--- START OF Recorded data ---

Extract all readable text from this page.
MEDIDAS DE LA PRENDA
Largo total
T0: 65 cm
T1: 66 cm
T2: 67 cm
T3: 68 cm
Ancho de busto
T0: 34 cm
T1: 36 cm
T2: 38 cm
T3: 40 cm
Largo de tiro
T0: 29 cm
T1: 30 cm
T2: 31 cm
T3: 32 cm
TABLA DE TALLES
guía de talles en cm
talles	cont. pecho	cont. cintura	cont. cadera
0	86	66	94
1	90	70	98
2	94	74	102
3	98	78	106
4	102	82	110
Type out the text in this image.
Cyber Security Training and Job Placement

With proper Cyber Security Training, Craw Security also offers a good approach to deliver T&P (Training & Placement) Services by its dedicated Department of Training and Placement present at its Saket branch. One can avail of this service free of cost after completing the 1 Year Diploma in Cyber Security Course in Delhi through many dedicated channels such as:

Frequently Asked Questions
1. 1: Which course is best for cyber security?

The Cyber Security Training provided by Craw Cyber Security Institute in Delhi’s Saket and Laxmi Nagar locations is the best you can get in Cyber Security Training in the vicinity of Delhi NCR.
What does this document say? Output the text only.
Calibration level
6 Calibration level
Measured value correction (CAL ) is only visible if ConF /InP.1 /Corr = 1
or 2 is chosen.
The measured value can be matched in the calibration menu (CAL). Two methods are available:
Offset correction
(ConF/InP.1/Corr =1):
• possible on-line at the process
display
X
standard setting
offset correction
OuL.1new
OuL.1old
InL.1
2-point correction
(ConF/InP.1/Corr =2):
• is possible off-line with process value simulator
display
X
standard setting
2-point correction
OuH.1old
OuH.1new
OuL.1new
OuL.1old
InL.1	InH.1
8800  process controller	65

--- END OF Recorded data ---

• Objective
Extract the closing run of lines, starting with the one containing "Type out the text in this image." and ending at the last, exactly as written.

• Answer to the task
Type out the text in this image.
Cyber Security Training and Job Placement

With proper Cyber Security Training, Craw Security also offers a good approach to deliver T&P (Training & Placement) Services by its dedicated Department of Training and Placement present at its Saket branch. One can avail of this service free of cost after completing the 1 Year Diploma in Cyber Security Course in Delhi through many dedicated channels such as:

Frequently Asked Questions
1. 1: Which course is best for cyber security?

The Cyber Security Training provided by Craw Cyber Security Institute in Delhi’s Saket and Laxmi Nagar locations is the best you can get in Cyber Security Training in the vicinity of Delhi NCR.
What does this document say? Output the text only.
Calibration level
6 Calibration level
Measured value correction (CAL ) is only visible if ConF /InP.1 /Corr = 1
or 2 is chosen.
The measured value can be matched in the calibration menu (CAL). Two methods are available:
Offset correction
(ConF/InP.1/Corr =1):
• possible on-line at the process
display
X
standard setting
offset correction
OuL.1new
OuL.1old
InL.1
2-point correction
(ConF/InP.1/Corr =2):
• is possible off-line with process value simulator
display
X
standard setting
2-point correction
OuH.1old
OuH.1new
OuL.1new
OuL.1old
InL.1	InH.1
8800  process controller	65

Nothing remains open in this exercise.